TO DO: Please output the lines shown below exactly as they appear.

[Dataset items]
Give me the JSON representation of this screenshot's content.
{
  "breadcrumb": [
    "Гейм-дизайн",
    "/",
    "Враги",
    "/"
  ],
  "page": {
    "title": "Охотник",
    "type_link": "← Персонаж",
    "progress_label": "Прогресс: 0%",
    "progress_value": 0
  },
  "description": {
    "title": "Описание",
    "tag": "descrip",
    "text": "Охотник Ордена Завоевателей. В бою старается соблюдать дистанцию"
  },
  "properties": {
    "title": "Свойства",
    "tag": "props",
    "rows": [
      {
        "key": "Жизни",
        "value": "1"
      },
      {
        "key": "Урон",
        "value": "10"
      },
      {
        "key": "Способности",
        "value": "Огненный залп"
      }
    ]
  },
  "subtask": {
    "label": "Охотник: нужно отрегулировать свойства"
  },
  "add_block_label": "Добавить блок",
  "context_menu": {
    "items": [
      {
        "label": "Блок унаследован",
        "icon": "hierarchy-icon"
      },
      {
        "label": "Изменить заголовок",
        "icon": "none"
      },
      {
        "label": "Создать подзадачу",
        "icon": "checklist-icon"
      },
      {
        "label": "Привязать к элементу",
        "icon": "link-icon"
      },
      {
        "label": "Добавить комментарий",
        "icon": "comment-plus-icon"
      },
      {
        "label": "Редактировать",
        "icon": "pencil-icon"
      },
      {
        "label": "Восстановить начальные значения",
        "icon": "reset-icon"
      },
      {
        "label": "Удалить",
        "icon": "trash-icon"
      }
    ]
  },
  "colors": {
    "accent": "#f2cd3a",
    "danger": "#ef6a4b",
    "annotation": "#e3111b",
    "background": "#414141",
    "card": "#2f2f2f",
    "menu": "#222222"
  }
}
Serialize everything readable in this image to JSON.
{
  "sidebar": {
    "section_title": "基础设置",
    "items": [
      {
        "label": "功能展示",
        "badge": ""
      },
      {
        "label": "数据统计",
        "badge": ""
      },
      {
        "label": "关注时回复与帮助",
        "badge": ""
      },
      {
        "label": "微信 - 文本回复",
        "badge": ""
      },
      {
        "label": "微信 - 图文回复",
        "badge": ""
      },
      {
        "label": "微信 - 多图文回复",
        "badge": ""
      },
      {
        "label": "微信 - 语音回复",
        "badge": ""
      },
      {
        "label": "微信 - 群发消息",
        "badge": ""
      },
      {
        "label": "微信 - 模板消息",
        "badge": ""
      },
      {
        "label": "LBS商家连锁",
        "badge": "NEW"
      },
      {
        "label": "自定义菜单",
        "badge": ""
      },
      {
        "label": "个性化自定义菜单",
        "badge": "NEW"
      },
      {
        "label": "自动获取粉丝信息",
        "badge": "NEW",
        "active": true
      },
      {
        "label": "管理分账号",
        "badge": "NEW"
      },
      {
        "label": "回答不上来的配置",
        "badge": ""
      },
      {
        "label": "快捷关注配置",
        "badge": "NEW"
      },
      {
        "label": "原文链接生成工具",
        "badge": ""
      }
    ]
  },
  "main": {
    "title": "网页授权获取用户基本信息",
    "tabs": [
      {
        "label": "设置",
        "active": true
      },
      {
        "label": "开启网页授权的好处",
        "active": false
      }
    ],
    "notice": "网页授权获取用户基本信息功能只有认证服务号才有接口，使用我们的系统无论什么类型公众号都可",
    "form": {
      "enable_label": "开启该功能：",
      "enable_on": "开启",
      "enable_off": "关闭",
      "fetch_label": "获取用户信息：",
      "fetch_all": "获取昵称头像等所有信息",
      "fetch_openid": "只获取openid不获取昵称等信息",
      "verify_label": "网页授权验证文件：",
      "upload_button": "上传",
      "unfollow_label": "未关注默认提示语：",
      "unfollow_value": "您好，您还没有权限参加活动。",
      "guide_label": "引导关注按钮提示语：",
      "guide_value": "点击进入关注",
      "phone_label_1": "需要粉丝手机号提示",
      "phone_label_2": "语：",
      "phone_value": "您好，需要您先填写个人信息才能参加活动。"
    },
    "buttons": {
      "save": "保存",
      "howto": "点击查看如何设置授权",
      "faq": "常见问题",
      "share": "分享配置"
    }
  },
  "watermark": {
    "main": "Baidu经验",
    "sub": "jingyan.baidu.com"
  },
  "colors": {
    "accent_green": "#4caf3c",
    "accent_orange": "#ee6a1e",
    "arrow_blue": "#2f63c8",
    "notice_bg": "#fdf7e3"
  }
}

TASK OUTPUT:
Give me the JSON representation of this screenshot's content.
{
  "breadcrumb": [
    "Гейм-дизайн",
    "/",
    "Враги",
    "/"
  ],
  "page": {
    "title": "Охотник",
    "type_link": "← Персонаж",
    "progress_label": "Прогресс: 0%",
    "progress_value": 0
  },
  "description": {
    "title": "Описание",
    "tag": "descrip",
    "text": "Охотник Ордена Завоевателей. В бою старается соблюдать дистанцию"
  },
  "properties": {
    "title": "Свойства",
    "tag": "props",
    "rows": [
      {
        "key": "Жизни",
        "value": "1"
      },
      {
        "key": "Урон",
        "value": "10"
      },
      {
        "key": "Способности",
        "value": "Огненный залп"
      }
    ]
  },
  "subtask": {
    "label": "Охотник: нужно отрегулировать свойства"
  },
  "add_block_label": "Добавить блок",
  "context_menu": {
    "items": [
      {
        "label": "Блок унаследован",
        "icon": "hierarchy-icon"
      },
      {
        "label": "Изменить заголовок",
        "icon": "none"
      },
      {
        "label": "Создать подзадачу",
        "icon": "checklist-icon"
      },
      {
        "label": "Привязать к элементу",
        "icon": "link-icon"
      },
      {
        "label": "Добавить комментарий",
        "icon": "comment-plus-icon"
      },
      {
        "label": "Редактировать",
        "icon": "pencil-icon"
      },
      {
        "label": "Восстановить начальные значения",
        "icon": "reset-icon"
      },
      {
        "label": "Удалить",
        "icon": "trash-icon"
      }
    ]
  },
  "colors": {
    "accent": "#f2cd3a",
    "danger": "#ef6a4b",
    "annotation": "#e3111b",
    "background": "#414141",
    "card": "#2f2f2f",
    "menu": "#222222"
  }
}
Serialize everything readable in this image to JSON.
{
  "sidebar": {
    "section_title": "基础设置",
    "items": [
      {
        "label": "功能展示",
        "badge": ""
      },
      {
        "label": "数据统计",
        "badge": ""
      },
      {
        "label": "关注时回复与帮助",
        "badge": ""
      },
      {
        "label": "微信 - 文本回复",
        "badge": ""
      },
      {
        "label": "微信 - 图文回复",
        "badge": ""
      },
      {
        "label": "微信 - 多图文回复",
        "badge": ""
      },
      {
        "label": "微信 - 语音回复",
        "badge": ""
      },
      {
        "label": "微信 - 群发消息",
        "badge": ""
      },
      {
        "label": "微信 - 模板消息",
        "badge": ""
      },
      {
        "label": "LBS商家连锁",
        "badge": "NEW"
      },
      {
        "label": "自定义菜单",
        "badge": ""
      },
      {
        "label": "个性化自定义菜单",
        "badge": "NEW"
      },
      {
        "label": "自动获取粉丝信息",
        "badge": "NEW",
        "active": true
      },
      {
        "label": "管理分账号",
        "badge": "NEW"
      },
      {
        "label": "回答不上来的配置",
        "badge": ""
      },
      {
        "label": "快捷关注配置",
        "badge": "NEW"
      },
      {
        "label": "原文链接生成工具",
        "badge": ""
      }
    ]
  },
  "main": {
    "title": "网页授权获取用户基本信息",
    "tabs": [
      {
        "label": "设置",
        "active": true
      },
      {
        "label": "开启网页授权的好处",
        "active": false
      }
    ],
    "notice": "网页授权获取用户基本信息功能只有认证服务号才有接口，使用我们的系统无论什么类型公众号都可",
    "form": {
      "enable_label": "开启该功能：",
      "enable_on": "开启",
      "enable_off": "关闭",
      "fetch_label": "获取用户信息：",
      "fetch_all": "获取昵称头像等所有信息",
      "fetch_openid": "只获取openid不获取昵称等信息",
      "verify_label": "网页授权验证文件：",
      "upload_button": "上传",
      "unfollow_label": "未关注默认提示语：",
      "unfollow_value": "您好，您还没有权限参加活动。",
      "guide_label": "引导关注按钮提示语：",
      "guide_value": "点击进入关注",
      "phone_label_1": "需要粉丝手机号提示",
      "phone_label_2": "语：",
      "phone_value": "您好，需要您先填写个人信息才能参加活动。"
    },
    "buttons": {
      "save": "保存",
      "howto": "点击查看如何设置授权",
      "faq": "常见问题",
      "share": "分享配置"
    }
  },
  "watermark": {
    "main": "Baidu经验",
    "sub": "jingyan.baidu.com"
  },
  "colors": {
    "accent_green": "#4caf3c",
    "accent_orange": "#ee6a1e",
    "arrow_blue": "#2f63c8",
    "notice_bg": "#fdf7e3"
  }
}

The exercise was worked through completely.